Repeat the records in full and exactly, omitting pictures.
[Records for the exercise start]
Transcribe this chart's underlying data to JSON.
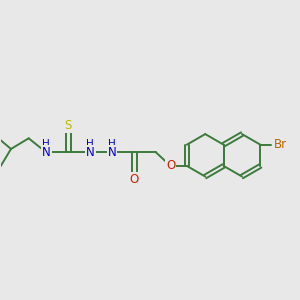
{
  "bg_color": "#e8e8e8",
  "bond_color": "#3d7a3d",
  "bond_width": 1.4,
  "atom_colors": {
    "N": "#0000cc",
    "O": "#cc2200",
    "S": "#bbbb00",
    "Br": "#bb6600",
    "H": "#5555aa"
  },
  "font_size_atom": 8.5,
  "font_size_h": 7.5,
  "font_size_br": 8.5,
  "dbo": 0.055
}
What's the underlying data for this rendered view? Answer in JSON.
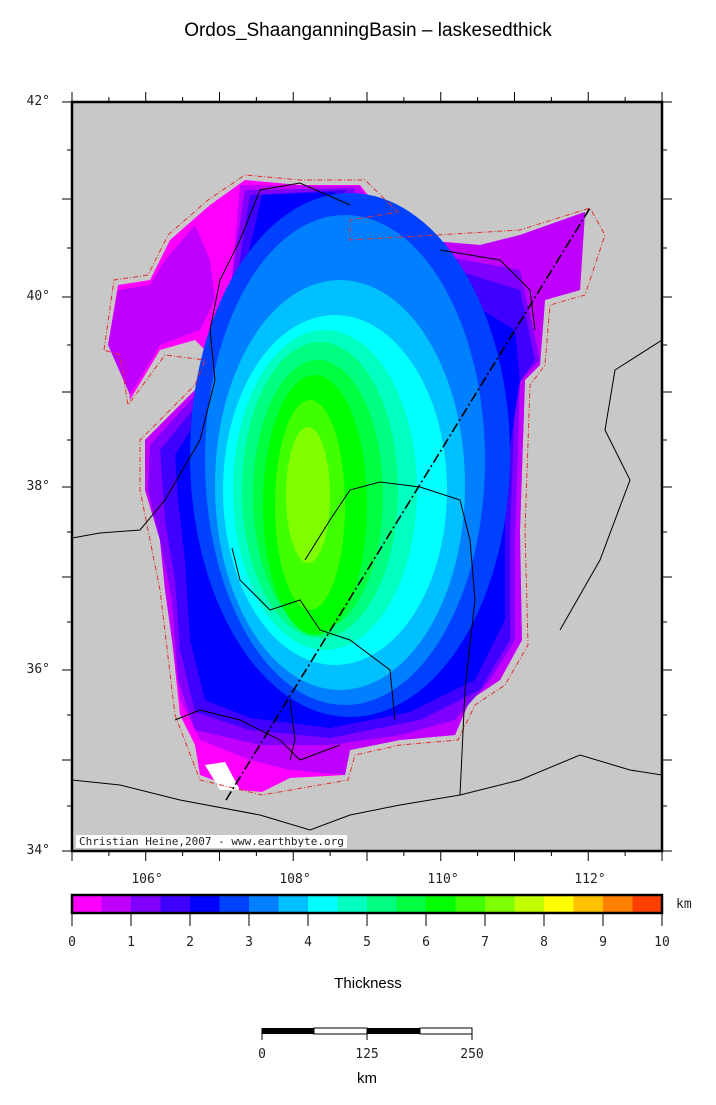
[Records for the exercise end]
Completed exercise:
Transcribe this chart's underlying data to JSON.
{
  "bg_color": "#e8e8e8",
  "bond_color": "#3d7a3d",
  "bond_width": 1.4,
  "atom_colors": {
    "N": "#0000cc",
    "O": "#cc2200",
    "S": "#bbbb00",
    "Br": "#bb6600",
    "H": "#5555aa"
  },
  "font_size_atom": 8.5,
  "font_size_h": 7.5,
  "font_size_br": 8.5,
  "dbo": 0.055
}
What's the underlying data for this rendered view? Answer in JSON.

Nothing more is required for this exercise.